* start Exercise material *

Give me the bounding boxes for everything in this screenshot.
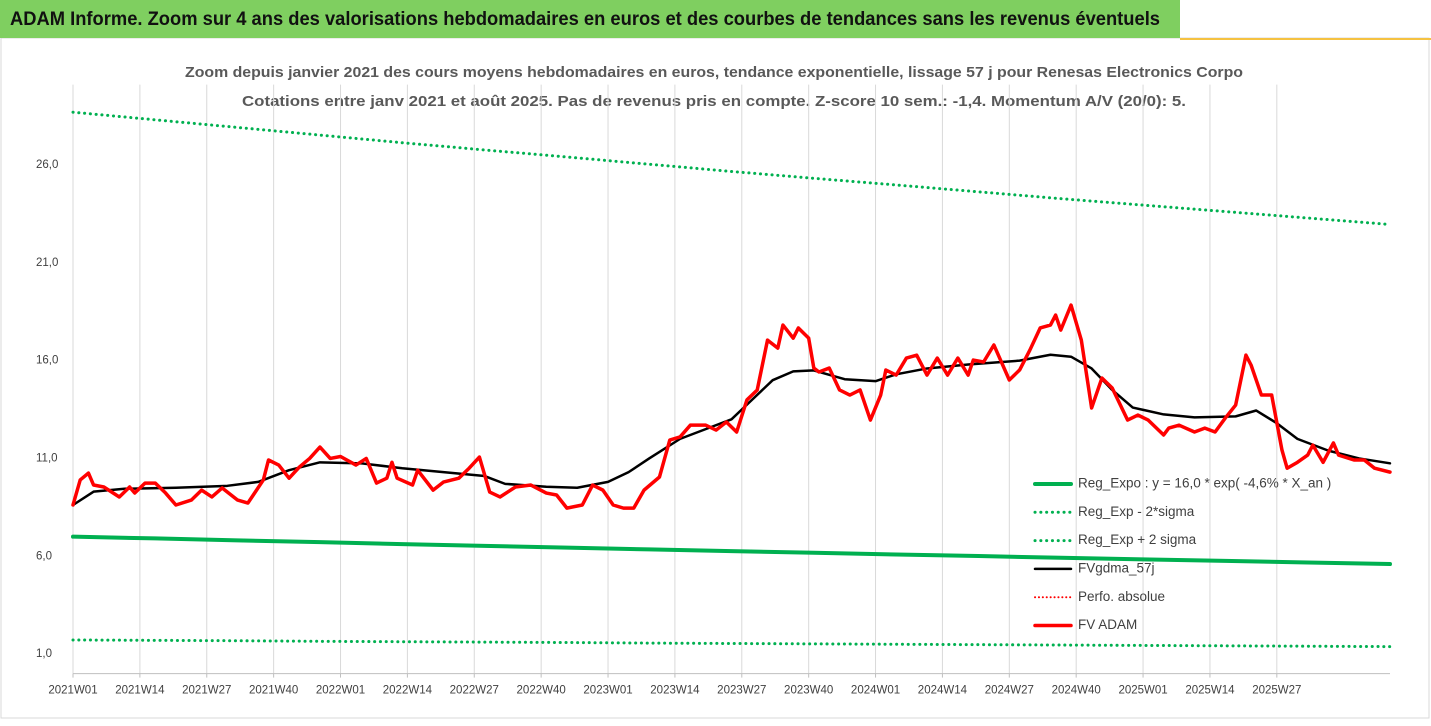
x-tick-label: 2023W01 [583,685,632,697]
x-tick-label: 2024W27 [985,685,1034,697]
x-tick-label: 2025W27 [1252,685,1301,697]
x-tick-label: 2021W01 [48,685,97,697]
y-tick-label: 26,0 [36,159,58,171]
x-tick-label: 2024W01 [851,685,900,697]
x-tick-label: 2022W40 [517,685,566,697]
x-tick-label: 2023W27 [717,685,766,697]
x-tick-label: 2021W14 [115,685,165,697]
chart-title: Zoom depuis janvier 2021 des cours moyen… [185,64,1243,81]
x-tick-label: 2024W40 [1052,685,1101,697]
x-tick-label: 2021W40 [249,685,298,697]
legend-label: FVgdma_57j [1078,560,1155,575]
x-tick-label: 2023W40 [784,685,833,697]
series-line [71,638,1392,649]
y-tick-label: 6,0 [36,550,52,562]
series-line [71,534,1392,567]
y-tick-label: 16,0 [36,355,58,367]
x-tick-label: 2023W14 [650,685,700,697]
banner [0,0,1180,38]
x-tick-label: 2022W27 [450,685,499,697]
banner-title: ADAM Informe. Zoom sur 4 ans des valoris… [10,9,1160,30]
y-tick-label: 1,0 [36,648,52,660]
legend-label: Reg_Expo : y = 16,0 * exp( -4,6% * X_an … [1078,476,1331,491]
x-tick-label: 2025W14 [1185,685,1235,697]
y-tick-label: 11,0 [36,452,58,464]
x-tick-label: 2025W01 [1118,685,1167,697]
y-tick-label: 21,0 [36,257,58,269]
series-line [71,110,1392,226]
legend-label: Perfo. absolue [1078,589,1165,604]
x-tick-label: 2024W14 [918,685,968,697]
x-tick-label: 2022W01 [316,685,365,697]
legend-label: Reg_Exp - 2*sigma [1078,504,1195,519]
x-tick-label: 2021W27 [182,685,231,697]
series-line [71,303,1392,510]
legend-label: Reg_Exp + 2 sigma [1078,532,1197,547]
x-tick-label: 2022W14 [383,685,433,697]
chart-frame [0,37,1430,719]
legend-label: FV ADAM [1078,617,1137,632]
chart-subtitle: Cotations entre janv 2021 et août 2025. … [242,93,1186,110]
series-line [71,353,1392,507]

* end Exercise material *

Exercise task:
Can you lay out the data from the line containing "x-tick-label: 2023W01 [583,685,632,697]" through the line containing "x-tick-label: 2024W40 [1052,685,1101,697]" as a JSON list of strings, one string per line, blank lines left out?

Written solution:
[
  "x-tick-label: 2023W01 [583,685,632,697]",
  "x-tick-label: 2024W27 [985,685,1034,697]",
  "x-tick-label: 2025W27 [1252,685,1301,697]",
  "x-tick-label: 2021W01 [48,685,97,697]",
  "y-tick-label: 26,0 [36,159,58,171]",
  "x-tick-label: 2024W01 [851,685,900,697]",
  "x-tick-label: 2022W40 [517,685,566,697]",
  "x-tick-label: 2023W27 [717,685,766,697]",
  "x-tick-label: 2021W14 [115,685,165,697]",
  "chart-title: Zoom depuis janvier 2021 des cours moyen… [185,64,1243,81]",
  "x-tick-label: 2024W40 [1052,685,1101,697]"
]